Exercise prompt:
Among the entries below, find the lines with "上老王论坛当老王" and copy them.

Provided records:
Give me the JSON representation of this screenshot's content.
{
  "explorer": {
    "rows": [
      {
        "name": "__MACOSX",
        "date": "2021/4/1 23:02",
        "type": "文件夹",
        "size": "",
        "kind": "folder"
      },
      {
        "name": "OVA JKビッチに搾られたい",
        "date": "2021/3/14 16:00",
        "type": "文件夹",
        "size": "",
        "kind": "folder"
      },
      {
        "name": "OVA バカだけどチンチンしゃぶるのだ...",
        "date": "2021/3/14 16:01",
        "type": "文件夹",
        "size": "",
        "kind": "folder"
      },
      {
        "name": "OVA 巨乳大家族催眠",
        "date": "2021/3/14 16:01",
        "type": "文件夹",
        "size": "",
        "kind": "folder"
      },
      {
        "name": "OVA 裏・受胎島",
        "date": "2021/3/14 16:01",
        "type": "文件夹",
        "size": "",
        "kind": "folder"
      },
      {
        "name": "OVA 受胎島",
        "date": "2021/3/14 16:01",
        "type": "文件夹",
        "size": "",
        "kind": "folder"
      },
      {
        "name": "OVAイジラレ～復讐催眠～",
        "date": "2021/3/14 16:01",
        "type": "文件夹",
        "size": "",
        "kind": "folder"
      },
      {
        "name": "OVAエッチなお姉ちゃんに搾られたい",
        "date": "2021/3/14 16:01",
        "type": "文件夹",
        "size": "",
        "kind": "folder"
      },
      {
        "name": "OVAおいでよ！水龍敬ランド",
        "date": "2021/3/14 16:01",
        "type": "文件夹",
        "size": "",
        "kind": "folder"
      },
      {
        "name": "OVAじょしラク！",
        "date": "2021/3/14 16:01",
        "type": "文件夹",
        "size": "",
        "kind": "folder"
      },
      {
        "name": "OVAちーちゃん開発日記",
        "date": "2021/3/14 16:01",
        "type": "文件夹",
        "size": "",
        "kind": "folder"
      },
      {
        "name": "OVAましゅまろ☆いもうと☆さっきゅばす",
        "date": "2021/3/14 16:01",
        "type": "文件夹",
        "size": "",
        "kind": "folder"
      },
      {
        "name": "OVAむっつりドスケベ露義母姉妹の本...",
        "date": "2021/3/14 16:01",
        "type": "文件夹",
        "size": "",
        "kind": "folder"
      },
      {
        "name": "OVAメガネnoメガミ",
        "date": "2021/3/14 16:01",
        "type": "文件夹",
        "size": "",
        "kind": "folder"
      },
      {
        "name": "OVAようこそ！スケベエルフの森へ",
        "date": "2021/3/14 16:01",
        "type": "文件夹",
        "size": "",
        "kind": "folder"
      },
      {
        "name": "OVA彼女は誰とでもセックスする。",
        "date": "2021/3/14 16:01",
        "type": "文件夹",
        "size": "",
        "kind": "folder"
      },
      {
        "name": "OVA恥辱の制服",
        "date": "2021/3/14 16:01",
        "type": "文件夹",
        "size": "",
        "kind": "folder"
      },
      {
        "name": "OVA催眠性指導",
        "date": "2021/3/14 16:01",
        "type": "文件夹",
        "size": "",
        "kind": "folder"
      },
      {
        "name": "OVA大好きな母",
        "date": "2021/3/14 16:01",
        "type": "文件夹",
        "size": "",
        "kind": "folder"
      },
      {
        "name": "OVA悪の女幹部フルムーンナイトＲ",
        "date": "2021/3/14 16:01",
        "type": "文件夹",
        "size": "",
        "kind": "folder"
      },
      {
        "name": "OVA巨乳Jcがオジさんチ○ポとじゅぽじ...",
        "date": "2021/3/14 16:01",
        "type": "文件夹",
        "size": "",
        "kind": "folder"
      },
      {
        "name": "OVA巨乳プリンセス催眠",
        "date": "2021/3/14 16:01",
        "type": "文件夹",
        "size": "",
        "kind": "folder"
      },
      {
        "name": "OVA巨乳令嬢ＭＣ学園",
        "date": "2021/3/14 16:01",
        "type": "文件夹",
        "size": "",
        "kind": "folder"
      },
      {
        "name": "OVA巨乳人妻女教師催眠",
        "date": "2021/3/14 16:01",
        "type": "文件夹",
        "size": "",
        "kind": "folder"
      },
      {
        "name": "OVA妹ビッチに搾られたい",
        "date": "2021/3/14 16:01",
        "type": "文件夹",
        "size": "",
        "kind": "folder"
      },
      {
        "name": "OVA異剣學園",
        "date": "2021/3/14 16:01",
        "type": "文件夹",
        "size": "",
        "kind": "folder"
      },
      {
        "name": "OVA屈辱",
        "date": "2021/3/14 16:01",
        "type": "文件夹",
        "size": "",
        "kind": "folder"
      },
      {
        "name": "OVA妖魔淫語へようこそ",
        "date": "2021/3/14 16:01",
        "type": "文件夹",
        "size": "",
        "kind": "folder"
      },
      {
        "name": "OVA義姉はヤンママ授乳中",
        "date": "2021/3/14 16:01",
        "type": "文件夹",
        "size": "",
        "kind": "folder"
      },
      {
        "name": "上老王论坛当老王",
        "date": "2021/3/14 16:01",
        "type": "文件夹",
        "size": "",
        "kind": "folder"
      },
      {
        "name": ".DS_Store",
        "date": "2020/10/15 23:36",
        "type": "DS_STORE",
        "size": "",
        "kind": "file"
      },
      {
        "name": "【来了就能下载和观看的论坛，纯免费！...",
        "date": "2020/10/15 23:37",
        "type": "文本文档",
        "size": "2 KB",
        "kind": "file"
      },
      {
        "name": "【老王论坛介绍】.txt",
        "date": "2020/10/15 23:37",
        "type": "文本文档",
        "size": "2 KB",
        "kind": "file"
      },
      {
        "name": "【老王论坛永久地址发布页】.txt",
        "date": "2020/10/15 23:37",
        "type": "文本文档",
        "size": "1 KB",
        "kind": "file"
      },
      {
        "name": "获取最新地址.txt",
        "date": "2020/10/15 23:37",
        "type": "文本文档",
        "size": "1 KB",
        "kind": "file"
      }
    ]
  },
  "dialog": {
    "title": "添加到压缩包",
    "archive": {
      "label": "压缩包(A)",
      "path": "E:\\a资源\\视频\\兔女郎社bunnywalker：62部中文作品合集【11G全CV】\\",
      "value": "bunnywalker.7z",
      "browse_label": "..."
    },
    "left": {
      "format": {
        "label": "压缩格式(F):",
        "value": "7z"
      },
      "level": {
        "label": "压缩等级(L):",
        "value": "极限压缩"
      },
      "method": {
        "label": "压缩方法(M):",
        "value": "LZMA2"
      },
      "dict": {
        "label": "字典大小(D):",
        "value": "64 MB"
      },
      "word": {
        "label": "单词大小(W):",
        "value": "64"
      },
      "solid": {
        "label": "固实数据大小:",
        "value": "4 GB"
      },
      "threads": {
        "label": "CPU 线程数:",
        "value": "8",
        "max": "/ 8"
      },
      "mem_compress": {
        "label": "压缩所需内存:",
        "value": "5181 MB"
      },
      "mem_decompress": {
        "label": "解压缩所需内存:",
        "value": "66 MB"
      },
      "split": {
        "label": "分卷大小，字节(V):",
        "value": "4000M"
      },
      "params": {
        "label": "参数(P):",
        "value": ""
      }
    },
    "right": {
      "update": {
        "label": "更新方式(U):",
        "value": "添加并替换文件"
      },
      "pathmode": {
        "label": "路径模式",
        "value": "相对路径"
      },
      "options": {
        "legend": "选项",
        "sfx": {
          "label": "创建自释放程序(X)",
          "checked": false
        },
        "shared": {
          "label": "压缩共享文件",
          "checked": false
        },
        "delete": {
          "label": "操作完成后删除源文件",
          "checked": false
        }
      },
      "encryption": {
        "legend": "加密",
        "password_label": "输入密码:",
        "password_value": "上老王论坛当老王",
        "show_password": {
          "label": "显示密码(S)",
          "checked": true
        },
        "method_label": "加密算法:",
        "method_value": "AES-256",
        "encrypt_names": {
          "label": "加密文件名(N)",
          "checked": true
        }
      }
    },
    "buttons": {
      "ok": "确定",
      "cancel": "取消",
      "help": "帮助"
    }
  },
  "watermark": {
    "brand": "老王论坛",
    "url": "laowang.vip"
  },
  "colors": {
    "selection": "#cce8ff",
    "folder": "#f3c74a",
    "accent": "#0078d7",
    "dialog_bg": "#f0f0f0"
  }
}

Result for this exercise:
        "name": "上老王论坛当老王",
        "password_value": "上老王论坛当老王",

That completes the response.